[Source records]
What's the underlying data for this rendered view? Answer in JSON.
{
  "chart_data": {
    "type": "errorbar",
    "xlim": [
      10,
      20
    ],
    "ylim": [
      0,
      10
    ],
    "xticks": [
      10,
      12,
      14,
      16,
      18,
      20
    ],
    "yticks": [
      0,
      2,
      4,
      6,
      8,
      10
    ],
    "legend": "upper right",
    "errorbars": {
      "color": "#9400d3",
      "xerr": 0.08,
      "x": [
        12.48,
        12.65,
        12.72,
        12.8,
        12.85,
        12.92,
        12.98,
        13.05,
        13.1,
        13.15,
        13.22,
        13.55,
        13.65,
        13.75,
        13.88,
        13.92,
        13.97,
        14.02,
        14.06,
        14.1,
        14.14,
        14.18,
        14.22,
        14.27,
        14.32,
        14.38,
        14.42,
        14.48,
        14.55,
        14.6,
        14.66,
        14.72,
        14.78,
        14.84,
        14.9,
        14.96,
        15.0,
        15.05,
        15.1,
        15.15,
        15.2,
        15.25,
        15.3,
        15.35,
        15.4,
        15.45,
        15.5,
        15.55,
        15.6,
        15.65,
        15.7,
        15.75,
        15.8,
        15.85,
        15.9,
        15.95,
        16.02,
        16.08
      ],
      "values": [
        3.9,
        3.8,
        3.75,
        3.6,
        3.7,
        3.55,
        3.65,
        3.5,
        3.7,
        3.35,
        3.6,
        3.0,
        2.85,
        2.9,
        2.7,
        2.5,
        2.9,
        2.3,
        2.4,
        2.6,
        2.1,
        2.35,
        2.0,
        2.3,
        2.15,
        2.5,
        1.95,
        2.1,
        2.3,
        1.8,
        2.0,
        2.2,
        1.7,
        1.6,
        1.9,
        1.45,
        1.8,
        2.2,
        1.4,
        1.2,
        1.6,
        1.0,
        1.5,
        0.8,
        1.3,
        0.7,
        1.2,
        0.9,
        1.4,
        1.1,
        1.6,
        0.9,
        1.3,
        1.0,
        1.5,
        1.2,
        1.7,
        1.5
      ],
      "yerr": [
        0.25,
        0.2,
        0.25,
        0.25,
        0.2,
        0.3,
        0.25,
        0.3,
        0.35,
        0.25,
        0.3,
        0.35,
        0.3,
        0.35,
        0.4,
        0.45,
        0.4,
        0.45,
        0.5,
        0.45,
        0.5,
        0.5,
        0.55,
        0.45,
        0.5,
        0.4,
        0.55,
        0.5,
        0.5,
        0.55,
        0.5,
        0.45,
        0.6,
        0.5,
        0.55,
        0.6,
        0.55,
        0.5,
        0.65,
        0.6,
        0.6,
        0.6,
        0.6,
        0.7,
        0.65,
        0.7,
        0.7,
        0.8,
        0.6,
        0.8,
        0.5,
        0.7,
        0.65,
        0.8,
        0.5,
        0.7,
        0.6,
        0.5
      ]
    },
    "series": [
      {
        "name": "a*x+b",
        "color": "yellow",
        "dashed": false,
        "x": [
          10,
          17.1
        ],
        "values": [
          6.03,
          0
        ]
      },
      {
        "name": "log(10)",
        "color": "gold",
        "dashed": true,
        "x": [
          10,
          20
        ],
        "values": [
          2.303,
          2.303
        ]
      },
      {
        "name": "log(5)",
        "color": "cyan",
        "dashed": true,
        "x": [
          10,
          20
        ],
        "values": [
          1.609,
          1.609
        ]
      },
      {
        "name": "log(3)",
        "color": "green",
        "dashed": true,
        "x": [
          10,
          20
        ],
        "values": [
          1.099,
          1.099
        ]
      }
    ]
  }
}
* * *
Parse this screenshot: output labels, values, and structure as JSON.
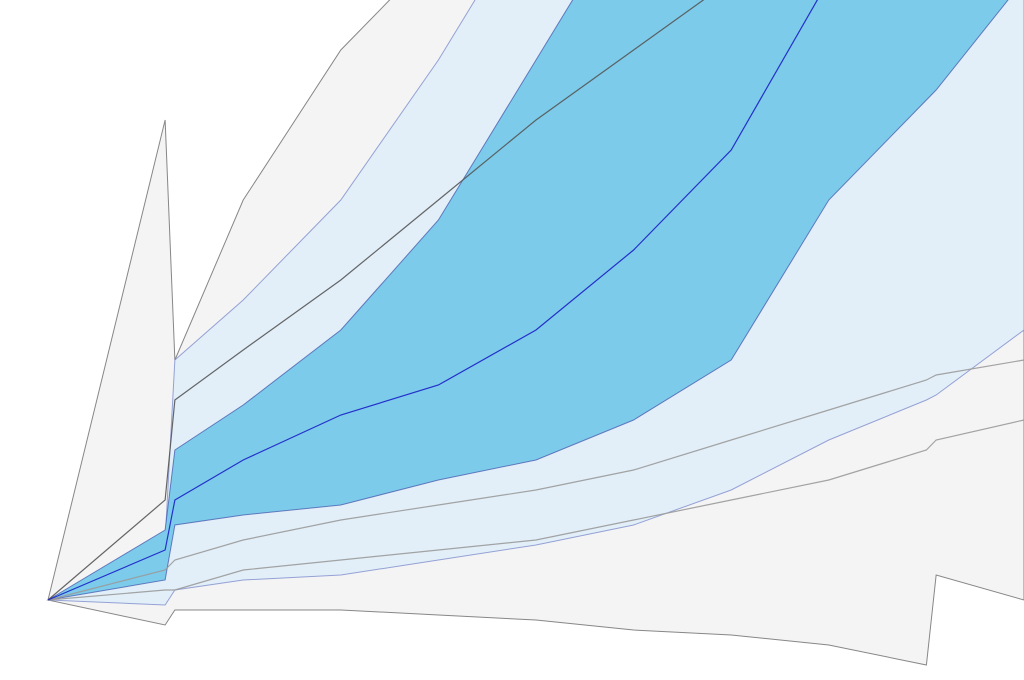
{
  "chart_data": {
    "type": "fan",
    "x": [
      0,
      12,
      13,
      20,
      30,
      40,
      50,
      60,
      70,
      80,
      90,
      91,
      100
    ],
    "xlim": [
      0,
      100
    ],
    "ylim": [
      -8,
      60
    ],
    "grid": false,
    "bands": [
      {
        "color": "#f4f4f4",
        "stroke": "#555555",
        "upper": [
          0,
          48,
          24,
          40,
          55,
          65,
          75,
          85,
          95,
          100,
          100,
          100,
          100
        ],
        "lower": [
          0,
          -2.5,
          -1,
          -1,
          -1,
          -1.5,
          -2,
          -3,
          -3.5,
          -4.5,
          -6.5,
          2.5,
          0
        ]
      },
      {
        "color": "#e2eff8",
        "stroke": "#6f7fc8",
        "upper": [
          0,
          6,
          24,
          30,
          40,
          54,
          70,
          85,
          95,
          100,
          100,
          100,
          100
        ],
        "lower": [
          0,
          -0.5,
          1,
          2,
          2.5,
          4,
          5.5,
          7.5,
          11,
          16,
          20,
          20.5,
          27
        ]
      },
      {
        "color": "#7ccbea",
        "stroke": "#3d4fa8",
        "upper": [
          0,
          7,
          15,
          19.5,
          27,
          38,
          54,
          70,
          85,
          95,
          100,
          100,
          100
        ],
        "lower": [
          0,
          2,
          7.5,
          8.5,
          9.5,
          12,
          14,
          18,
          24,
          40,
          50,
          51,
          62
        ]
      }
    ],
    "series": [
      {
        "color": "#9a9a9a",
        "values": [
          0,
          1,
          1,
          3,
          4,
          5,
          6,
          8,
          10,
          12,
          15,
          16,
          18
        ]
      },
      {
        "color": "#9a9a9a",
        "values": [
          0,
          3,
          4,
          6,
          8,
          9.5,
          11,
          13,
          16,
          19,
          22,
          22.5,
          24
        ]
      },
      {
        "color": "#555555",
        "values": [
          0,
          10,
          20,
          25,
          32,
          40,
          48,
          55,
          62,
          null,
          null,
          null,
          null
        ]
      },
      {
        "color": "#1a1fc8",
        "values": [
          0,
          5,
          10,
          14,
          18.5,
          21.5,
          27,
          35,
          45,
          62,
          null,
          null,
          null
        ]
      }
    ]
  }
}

[Task details]
Provide only the count of lines in the material above that hold the word "color".

[Solution]
12